(DATA EXTRACT)

--*--

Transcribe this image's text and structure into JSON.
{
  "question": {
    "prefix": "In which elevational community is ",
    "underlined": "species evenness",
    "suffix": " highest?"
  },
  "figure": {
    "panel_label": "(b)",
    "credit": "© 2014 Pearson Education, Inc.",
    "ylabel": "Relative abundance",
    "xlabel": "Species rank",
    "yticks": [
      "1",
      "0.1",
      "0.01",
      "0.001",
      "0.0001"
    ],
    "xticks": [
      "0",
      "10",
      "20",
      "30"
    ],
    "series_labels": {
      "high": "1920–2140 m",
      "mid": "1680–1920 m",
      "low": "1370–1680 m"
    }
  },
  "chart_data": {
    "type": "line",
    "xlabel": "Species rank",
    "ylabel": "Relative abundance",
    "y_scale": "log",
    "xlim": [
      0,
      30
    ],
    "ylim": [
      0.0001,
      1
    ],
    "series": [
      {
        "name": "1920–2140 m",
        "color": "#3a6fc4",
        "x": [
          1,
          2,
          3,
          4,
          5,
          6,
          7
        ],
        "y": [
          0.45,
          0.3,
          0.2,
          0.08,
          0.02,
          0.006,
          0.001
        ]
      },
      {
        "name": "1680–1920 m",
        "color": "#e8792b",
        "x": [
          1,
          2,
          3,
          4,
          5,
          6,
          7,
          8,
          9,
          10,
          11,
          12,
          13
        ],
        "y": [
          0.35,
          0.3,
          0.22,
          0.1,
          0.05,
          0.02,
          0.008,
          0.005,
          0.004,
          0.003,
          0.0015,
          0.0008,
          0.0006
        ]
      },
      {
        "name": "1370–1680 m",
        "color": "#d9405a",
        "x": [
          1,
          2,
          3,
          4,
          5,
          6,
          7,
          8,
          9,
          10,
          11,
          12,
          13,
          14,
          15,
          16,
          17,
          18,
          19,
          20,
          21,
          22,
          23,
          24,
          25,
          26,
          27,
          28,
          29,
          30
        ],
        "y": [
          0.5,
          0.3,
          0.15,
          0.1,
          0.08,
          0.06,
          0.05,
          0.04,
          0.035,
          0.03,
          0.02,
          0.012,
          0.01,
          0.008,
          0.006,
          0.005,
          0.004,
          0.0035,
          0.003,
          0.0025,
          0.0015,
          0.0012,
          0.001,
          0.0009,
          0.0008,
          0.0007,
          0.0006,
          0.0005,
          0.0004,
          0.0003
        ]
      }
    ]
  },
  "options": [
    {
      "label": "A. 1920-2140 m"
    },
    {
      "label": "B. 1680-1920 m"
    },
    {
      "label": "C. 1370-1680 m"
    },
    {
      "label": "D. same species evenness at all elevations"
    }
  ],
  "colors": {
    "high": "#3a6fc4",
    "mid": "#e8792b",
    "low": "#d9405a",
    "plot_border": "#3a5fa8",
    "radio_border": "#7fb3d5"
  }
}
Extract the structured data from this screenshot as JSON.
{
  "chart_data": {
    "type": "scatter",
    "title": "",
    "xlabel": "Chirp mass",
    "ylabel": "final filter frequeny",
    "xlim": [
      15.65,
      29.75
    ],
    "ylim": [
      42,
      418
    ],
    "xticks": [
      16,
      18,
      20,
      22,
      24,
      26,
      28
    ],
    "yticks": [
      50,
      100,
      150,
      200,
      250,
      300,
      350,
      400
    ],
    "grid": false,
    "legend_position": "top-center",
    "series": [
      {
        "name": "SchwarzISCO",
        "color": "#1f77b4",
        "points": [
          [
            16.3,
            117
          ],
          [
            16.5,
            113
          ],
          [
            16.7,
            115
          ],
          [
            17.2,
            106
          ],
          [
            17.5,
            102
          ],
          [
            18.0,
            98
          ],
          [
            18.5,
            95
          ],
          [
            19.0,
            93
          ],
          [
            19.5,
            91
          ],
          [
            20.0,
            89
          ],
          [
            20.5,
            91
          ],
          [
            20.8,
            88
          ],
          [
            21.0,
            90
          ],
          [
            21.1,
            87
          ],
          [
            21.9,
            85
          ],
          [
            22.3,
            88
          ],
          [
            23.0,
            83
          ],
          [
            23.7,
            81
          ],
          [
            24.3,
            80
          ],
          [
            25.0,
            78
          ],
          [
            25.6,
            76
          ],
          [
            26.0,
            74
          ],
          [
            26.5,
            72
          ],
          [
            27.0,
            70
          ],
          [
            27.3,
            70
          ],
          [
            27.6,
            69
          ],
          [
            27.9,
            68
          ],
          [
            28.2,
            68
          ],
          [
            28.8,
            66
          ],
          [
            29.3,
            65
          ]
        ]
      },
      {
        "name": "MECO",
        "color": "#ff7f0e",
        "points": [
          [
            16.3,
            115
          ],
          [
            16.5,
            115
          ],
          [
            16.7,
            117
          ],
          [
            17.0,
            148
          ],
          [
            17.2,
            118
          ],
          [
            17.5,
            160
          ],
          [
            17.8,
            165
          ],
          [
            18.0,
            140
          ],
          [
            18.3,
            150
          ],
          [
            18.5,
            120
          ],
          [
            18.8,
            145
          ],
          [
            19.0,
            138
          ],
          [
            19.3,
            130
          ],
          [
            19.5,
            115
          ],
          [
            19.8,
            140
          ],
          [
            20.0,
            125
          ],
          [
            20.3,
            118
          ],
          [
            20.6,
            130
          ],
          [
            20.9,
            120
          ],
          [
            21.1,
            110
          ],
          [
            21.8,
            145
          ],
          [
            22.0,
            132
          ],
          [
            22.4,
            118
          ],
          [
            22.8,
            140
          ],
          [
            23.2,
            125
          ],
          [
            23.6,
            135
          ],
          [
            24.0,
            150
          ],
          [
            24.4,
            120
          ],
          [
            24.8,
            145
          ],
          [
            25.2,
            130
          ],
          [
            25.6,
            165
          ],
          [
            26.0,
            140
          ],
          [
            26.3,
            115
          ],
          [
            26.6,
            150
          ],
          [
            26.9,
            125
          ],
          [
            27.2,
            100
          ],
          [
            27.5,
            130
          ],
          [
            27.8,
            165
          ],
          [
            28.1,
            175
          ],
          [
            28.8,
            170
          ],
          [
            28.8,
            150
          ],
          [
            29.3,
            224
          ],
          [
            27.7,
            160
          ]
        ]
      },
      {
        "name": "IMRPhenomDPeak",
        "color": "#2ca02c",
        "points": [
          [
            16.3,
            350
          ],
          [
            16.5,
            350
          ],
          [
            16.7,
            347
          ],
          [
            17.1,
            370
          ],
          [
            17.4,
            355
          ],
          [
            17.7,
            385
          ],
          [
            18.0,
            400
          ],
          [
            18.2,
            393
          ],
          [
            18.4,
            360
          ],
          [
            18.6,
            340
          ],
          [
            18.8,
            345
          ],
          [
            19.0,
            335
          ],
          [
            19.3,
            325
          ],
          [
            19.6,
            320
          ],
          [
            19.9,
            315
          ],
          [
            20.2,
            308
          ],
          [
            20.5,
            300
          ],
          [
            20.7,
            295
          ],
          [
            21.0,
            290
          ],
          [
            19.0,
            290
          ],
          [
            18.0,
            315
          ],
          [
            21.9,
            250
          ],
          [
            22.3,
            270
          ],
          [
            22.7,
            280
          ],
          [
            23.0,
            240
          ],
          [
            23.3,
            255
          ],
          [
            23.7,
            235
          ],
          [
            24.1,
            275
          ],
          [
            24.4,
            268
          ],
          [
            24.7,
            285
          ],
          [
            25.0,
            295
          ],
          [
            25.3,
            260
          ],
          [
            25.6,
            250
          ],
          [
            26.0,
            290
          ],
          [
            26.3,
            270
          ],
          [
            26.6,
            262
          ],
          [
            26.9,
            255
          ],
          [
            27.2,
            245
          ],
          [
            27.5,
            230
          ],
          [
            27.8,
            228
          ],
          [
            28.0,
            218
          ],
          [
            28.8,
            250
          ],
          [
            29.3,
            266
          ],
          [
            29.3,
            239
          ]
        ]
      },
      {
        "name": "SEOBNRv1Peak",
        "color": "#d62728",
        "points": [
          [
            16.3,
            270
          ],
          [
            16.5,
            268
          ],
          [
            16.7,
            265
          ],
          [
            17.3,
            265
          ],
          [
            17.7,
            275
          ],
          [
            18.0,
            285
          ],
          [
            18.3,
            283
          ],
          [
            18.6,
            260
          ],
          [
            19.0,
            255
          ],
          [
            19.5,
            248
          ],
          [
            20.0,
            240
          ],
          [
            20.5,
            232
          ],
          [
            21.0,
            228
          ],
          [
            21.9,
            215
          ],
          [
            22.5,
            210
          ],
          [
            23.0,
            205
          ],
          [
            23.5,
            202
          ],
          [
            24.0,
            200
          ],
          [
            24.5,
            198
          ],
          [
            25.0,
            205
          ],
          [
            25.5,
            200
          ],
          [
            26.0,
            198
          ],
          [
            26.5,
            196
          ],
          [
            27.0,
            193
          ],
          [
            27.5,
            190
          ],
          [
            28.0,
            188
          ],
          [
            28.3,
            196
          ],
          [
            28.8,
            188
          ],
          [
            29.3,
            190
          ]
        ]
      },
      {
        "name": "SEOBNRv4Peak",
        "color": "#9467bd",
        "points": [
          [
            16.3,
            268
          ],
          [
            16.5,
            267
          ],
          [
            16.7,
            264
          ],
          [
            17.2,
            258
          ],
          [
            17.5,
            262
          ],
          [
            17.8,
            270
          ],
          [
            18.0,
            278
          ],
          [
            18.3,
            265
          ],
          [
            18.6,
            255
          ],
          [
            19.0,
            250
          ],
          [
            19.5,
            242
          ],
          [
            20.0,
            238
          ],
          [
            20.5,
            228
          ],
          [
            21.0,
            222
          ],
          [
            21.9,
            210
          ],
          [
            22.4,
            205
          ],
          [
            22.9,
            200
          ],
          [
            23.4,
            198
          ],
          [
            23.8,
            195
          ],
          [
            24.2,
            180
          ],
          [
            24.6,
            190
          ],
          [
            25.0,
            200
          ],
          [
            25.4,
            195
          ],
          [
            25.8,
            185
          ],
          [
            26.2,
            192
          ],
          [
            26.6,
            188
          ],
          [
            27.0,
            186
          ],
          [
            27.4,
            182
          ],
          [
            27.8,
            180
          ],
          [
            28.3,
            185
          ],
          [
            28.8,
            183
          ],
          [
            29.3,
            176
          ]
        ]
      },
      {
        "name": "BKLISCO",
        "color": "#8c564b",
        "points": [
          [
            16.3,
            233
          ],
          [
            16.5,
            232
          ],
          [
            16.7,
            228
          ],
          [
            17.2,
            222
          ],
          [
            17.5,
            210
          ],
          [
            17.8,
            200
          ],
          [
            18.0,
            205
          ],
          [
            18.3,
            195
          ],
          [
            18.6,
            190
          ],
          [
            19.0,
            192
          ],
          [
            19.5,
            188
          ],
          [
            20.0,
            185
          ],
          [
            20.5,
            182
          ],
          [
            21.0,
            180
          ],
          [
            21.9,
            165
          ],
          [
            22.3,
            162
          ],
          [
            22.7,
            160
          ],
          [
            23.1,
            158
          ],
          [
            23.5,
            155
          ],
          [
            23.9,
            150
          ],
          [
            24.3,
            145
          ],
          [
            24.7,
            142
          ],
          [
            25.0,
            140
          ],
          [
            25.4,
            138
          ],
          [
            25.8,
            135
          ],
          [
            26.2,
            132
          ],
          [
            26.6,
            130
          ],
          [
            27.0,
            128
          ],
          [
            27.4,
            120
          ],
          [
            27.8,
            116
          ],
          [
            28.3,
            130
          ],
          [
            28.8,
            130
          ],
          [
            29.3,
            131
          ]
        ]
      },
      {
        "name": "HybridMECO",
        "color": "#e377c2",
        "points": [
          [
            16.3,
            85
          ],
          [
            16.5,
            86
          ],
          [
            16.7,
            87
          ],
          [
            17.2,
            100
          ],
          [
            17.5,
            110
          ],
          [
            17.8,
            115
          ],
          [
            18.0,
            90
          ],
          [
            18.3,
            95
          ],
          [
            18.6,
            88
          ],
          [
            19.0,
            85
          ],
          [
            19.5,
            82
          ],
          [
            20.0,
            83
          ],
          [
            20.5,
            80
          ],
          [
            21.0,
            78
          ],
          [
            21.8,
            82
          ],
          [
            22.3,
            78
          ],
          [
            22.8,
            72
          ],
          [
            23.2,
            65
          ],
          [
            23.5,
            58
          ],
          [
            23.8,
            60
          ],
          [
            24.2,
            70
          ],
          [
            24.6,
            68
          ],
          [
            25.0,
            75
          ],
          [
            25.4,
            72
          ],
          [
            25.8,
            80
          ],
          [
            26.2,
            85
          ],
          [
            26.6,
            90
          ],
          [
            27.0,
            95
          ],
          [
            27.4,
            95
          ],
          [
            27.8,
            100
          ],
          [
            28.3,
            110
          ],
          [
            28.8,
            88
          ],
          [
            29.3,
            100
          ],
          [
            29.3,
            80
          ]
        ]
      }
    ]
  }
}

--*--

Lines from the records above that hold "name" are the ones to list.

(SOLUTION FOR THIS PROBLEM)
        "name": "1920–2140 m",
        "name": "1680–1920 m",
        "name": "1370–1680 m",
        "name": "SchwarzISCO",
        "name": "MECO",
        "name": "IMRPhenomDPeak",
        "name": "SEOBNRv1Peak",
        "name": "SEOBNRv4Peak",
        "name": "BKLISCO",
        "name": "HybridMECO",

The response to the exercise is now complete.